# Data for the task
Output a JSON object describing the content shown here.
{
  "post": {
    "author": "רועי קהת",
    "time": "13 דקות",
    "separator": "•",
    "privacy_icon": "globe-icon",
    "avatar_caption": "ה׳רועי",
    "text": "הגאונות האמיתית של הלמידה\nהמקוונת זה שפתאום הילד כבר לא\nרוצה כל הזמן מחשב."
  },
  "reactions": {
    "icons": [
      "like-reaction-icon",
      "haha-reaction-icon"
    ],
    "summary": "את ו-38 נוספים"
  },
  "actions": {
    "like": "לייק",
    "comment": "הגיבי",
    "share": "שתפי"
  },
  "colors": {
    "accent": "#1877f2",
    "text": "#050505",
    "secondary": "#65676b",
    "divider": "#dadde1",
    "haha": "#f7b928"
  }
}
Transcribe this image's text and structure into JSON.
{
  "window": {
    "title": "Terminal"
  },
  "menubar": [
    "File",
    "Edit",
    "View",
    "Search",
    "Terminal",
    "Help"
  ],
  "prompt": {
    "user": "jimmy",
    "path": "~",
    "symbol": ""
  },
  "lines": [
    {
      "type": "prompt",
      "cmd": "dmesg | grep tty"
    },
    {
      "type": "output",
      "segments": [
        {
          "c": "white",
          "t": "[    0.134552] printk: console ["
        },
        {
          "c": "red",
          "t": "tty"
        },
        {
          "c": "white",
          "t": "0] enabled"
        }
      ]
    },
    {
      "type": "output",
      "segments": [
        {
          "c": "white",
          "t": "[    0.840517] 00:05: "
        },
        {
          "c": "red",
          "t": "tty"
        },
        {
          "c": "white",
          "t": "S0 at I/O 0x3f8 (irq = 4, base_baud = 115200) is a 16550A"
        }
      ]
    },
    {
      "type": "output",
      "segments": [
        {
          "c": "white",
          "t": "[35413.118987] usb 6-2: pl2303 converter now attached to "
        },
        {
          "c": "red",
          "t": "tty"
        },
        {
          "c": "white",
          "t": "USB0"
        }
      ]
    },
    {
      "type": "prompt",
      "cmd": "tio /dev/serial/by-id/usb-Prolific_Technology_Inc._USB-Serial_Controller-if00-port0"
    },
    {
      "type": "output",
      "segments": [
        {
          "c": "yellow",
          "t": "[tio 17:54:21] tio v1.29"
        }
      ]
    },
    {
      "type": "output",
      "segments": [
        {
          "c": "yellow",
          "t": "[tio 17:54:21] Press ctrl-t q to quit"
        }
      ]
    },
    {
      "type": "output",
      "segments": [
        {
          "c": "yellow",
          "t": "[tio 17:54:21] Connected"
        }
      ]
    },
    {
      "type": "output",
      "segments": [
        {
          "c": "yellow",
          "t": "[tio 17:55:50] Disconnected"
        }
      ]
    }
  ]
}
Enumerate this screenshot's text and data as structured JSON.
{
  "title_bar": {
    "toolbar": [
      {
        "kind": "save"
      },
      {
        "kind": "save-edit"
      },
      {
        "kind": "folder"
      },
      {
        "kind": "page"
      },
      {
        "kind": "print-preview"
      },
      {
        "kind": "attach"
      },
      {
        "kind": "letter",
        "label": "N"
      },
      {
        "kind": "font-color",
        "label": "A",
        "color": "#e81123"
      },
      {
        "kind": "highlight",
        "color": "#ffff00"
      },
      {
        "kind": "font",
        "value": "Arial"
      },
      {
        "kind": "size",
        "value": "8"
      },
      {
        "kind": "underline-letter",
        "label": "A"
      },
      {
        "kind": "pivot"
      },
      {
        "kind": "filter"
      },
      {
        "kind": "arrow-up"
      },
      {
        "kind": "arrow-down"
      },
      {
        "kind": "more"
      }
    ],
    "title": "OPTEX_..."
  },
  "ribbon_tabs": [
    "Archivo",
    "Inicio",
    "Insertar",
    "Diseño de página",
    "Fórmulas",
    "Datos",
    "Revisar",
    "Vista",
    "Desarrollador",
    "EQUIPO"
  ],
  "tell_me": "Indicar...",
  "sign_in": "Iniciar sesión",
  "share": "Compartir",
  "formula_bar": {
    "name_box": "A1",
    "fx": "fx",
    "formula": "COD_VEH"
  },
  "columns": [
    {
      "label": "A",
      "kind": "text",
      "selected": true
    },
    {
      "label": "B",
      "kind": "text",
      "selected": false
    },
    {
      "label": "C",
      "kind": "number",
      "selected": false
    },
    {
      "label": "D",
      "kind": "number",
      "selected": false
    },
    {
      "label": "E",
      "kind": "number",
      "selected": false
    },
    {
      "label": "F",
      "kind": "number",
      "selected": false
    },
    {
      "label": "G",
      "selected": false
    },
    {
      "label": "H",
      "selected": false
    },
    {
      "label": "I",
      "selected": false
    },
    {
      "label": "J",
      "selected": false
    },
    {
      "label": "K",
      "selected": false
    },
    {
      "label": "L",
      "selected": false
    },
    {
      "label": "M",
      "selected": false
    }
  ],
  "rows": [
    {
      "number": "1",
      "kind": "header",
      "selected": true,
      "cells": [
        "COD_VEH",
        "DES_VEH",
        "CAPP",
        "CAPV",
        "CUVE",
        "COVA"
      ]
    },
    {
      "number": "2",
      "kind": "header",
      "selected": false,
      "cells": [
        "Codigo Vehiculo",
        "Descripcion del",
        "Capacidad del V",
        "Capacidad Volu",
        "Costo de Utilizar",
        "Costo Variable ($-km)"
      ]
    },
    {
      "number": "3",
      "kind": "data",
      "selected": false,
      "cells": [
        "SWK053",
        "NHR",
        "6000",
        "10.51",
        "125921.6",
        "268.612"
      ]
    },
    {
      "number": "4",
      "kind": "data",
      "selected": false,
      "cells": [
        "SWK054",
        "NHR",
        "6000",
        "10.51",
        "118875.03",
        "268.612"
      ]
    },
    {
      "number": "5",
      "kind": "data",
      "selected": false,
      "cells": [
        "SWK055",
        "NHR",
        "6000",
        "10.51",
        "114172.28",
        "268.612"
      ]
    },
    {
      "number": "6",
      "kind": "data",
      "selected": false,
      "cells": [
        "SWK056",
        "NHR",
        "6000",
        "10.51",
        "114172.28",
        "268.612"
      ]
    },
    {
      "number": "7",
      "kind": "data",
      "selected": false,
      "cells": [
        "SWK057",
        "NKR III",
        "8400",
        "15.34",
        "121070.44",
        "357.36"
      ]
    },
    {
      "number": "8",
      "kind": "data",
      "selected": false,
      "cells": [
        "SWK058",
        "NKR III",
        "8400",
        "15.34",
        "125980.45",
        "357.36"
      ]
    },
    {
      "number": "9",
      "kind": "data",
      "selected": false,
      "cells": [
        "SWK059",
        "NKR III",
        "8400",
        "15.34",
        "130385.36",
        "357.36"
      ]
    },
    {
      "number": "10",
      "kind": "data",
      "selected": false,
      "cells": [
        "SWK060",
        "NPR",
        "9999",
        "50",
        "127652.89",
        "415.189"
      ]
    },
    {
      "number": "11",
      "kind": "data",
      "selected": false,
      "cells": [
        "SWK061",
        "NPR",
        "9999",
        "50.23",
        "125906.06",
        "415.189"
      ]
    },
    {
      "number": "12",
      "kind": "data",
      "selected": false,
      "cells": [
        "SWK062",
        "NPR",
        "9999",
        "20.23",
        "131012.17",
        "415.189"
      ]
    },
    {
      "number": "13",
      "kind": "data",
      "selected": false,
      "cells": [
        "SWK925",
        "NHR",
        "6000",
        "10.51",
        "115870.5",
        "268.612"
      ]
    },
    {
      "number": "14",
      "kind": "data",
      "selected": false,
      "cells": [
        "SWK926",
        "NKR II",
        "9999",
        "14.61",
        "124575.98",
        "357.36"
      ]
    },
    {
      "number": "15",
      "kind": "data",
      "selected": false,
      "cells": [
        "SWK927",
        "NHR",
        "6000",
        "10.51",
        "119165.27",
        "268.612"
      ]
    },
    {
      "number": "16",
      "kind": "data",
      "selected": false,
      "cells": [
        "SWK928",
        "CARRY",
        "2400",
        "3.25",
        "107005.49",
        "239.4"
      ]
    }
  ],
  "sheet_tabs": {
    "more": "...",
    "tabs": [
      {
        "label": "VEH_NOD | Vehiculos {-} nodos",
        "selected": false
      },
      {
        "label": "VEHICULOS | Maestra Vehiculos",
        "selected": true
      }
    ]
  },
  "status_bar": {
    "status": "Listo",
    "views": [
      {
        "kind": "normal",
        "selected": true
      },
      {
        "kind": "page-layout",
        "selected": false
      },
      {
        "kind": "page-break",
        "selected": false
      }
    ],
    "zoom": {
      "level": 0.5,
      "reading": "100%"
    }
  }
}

# Set exercise
From the records above, pull out every line containing the word "true".

# Response to this task
      "selected": true
      "selected": true,
        "selected": true
        "selected": true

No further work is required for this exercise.